> _Data provided_
::::::

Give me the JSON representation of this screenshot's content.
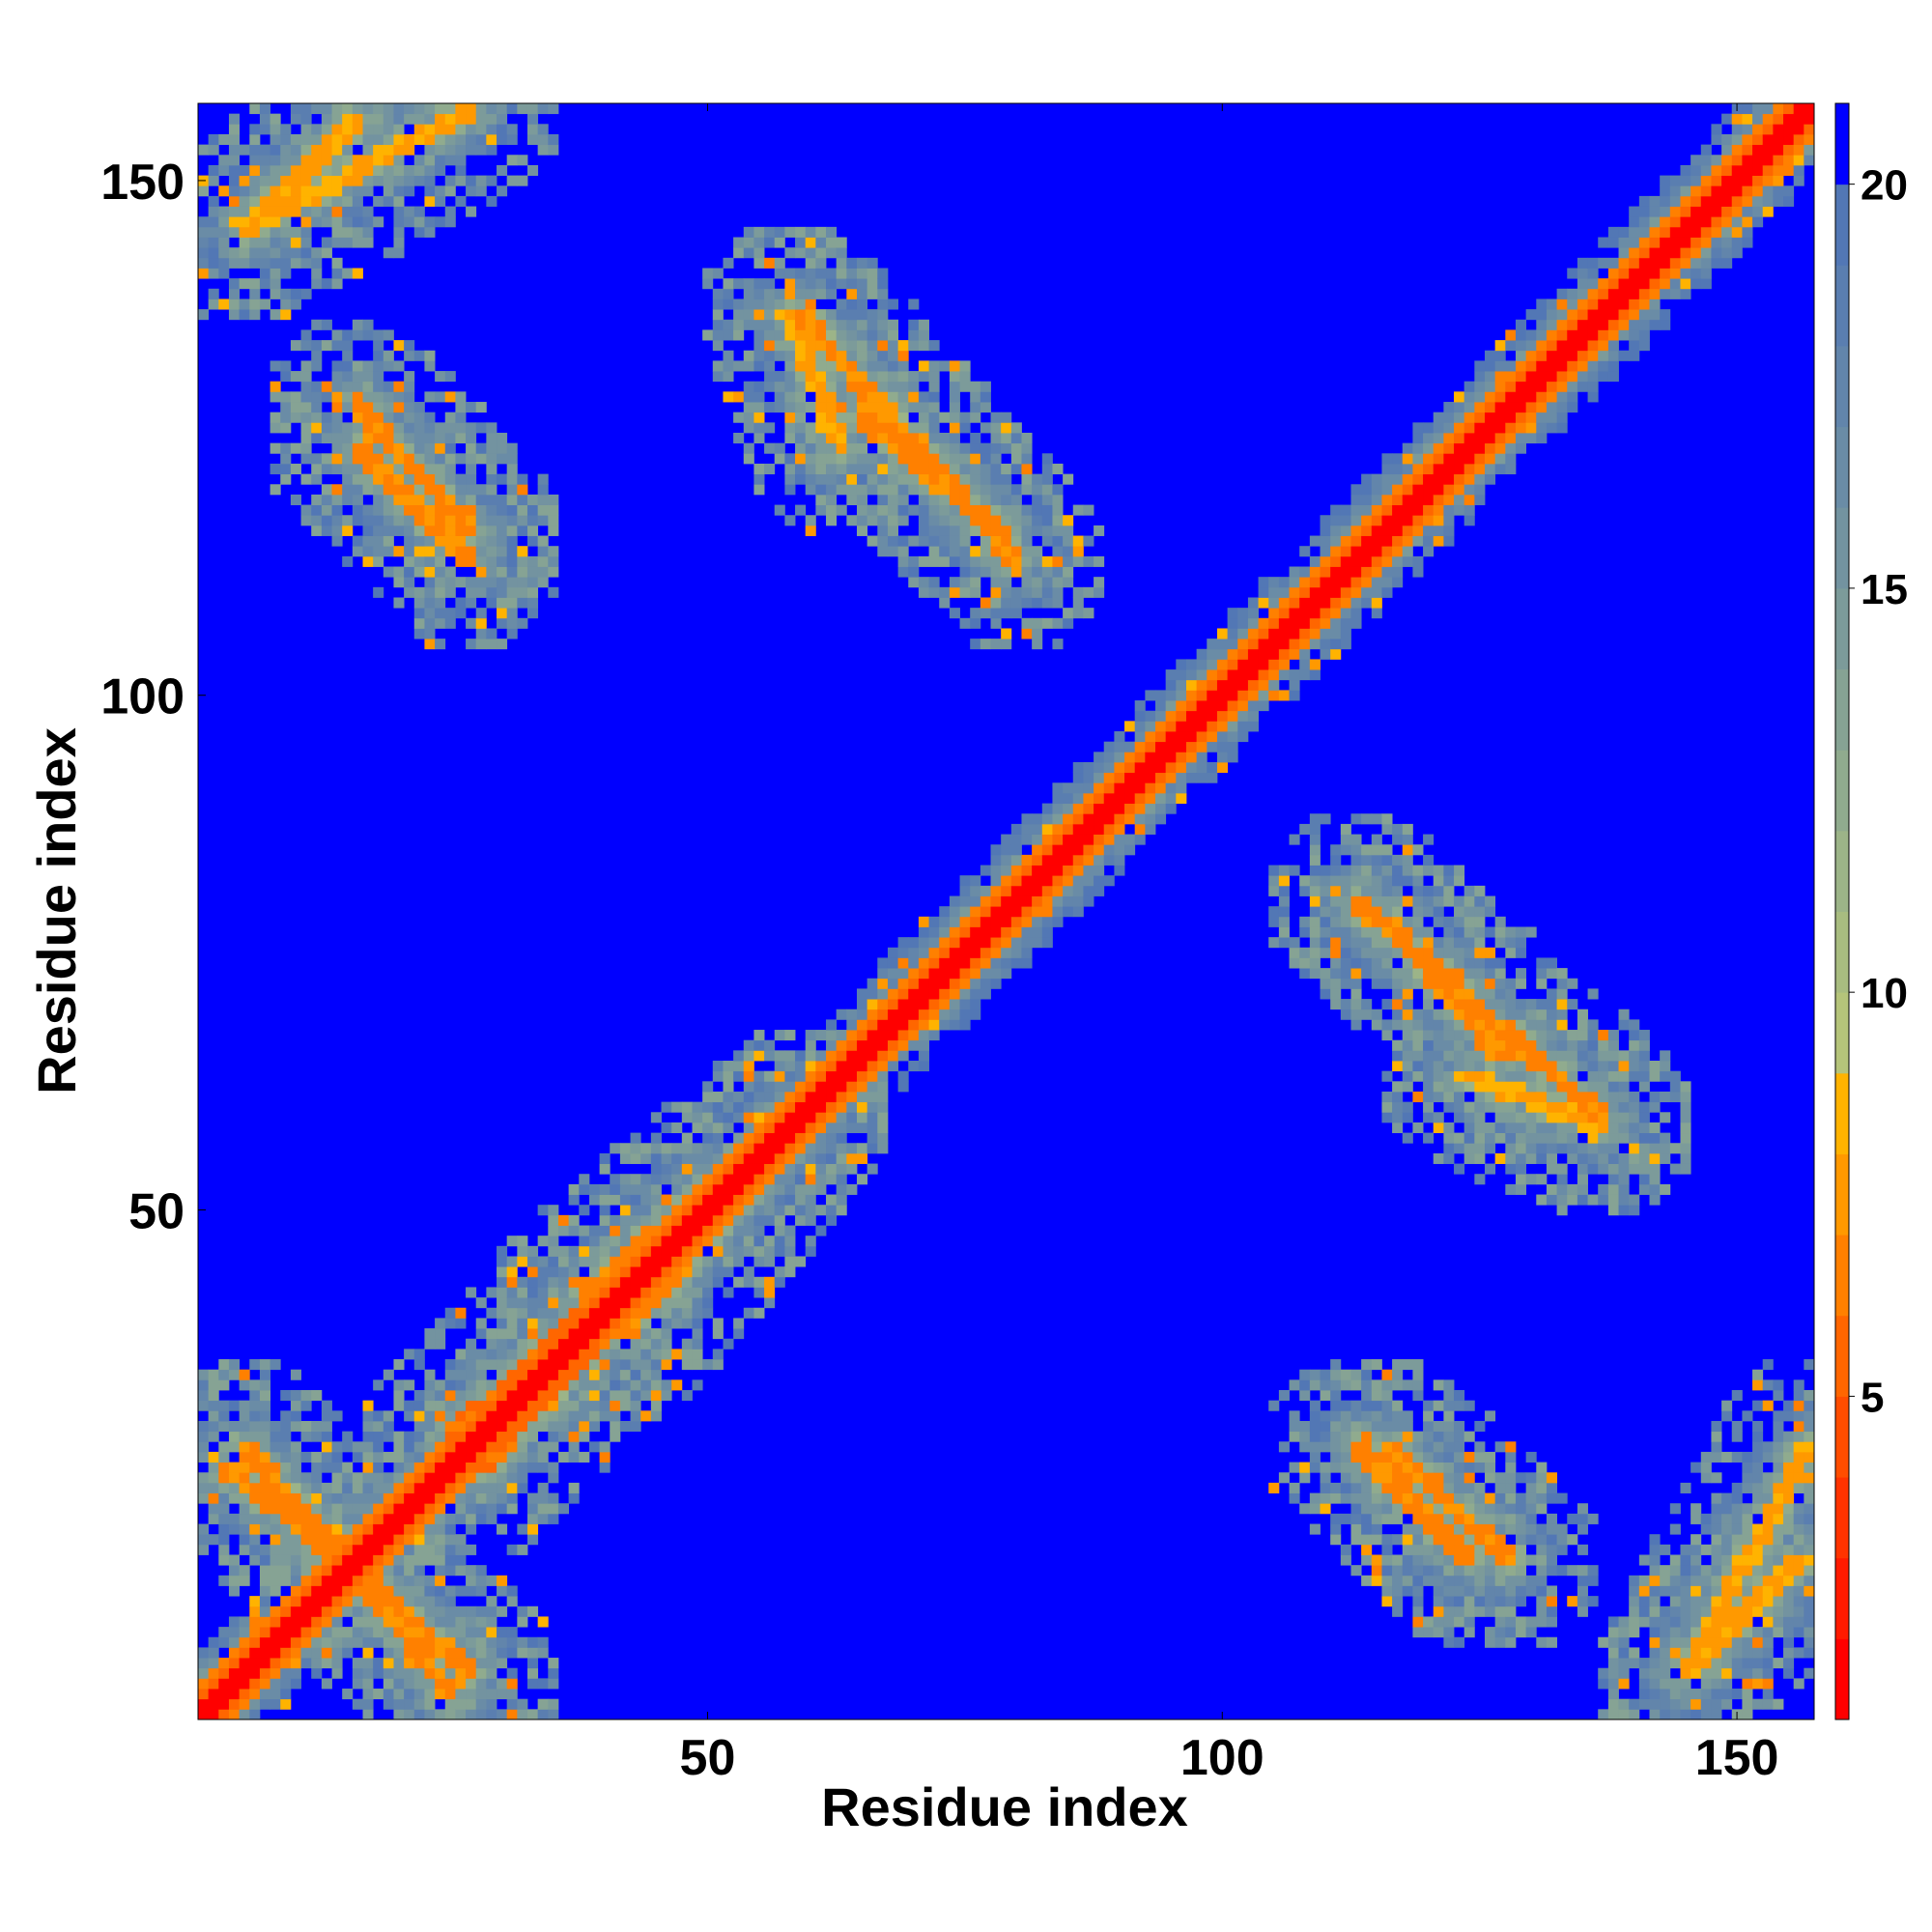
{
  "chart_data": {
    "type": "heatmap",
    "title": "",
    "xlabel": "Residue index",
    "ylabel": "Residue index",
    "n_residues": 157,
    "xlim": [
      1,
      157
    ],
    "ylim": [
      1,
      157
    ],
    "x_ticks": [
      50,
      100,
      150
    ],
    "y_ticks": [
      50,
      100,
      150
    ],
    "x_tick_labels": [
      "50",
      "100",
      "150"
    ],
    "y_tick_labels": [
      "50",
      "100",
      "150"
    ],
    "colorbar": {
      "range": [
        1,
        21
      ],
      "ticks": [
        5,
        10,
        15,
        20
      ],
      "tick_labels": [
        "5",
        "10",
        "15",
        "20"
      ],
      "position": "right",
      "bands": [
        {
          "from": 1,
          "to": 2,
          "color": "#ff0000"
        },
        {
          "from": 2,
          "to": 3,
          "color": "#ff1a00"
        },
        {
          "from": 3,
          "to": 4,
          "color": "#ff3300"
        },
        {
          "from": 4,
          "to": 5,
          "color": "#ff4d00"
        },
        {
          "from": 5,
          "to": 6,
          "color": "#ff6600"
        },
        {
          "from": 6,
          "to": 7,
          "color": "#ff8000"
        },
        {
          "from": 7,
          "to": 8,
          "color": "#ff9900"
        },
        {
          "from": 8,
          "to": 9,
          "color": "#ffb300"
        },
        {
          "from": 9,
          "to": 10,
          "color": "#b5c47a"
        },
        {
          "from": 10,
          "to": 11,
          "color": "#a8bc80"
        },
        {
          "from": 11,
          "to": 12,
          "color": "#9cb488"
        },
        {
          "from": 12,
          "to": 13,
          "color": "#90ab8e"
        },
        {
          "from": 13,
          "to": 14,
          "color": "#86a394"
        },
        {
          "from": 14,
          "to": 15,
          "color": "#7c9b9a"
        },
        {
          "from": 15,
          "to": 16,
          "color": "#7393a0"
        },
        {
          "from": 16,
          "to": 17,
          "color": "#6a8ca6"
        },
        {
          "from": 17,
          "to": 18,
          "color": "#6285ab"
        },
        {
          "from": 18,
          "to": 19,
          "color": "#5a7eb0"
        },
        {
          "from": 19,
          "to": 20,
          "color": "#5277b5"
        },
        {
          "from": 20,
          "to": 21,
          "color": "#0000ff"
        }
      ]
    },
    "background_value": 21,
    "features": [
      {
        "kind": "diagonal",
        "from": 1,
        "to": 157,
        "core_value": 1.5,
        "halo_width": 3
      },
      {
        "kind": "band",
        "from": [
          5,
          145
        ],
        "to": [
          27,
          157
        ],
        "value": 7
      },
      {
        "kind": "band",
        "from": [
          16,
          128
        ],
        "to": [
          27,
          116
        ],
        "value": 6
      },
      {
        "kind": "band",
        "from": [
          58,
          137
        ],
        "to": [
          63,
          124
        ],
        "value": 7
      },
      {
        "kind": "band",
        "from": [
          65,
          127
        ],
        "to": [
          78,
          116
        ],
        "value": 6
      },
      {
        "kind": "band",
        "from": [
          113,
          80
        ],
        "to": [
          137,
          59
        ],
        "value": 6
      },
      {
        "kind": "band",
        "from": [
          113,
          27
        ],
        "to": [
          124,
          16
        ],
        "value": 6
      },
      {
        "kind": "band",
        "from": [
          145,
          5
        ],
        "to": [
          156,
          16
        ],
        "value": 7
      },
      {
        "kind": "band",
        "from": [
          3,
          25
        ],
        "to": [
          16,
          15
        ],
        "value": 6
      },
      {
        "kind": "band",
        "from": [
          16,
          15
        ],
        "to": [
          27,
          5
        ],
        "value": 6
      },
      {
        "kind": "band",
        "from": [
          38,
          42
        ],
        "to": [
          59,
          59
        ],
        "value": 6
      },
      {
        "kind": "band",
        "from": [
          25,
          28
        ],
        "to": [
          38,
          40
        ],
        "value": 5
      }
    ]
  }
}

::::::

> _Written task_
Pull out every line containing "index".

> _Complete answer_
    "xlabel": "Residue index",
    "ylabel": "Residue index",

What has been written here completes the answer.